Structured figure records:
□ □ □ □ □ □ □
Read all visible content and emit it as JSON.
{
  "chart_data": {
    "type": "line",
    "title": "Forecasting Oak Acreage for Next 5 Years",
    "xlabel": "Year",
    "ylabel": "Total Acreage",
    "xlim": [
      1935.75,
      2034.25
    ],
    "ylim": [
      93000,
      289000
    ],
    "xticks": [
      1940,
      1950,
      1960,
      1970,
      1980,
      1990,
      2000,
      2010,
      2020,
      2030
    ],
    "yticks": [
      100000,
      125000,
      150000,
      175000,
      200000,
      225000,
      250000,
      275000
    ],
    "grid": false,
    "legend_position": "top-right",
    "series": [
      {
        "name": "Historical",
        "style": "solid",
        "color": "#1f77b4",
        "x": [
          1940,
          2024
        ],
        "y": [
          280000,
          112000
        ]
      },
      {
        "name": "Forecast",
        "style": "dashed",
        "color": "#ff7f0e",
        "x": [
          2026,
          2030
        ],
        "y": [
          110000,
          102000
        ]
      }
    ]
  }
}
□ □ □ □ □ □ □
Transcribe all of the lines in the records precisely.

Read all visible content and emit it as JSON.
{
  "chart_data": {
    "type": "line",
    "title": "Forecasting Oak Acreage for Next 5 Years",
    "xlabel": "Year",
    "ylabel": "Total Acreage",
    "xlim": [
      1935.75,
      2034.25
    ],
    "ylim": [
      93000,
      289000
    ],
    "xticks": [
      1940,
      1950,
      1960,
      1970,
      1980,
      1990,
      2000,
      2010,
      2020,
      2030
    ],
    "yticks": [
      100000,
      125000,
      150000,
      175000,
      200000,
      225000,
      250000,
      275000
    ],
    "grid": false,
    "legend_position": "top-right",
    "series": [
      {
        "name": "Historical",
        "style": "solid",
        "color": "#1f77b4",
        "x": [
          1940,
          2024
        ],
        "y": [
          280000,
          112000
        ]
      },
      {
        "name": "Forecast",
        "style": "dashed",
        "color": "#ff7f0e",
        "x": [
          2026,
          2030
        ],
        "y": [
          110000,
          102000
        ]
      }
    ]
  }
}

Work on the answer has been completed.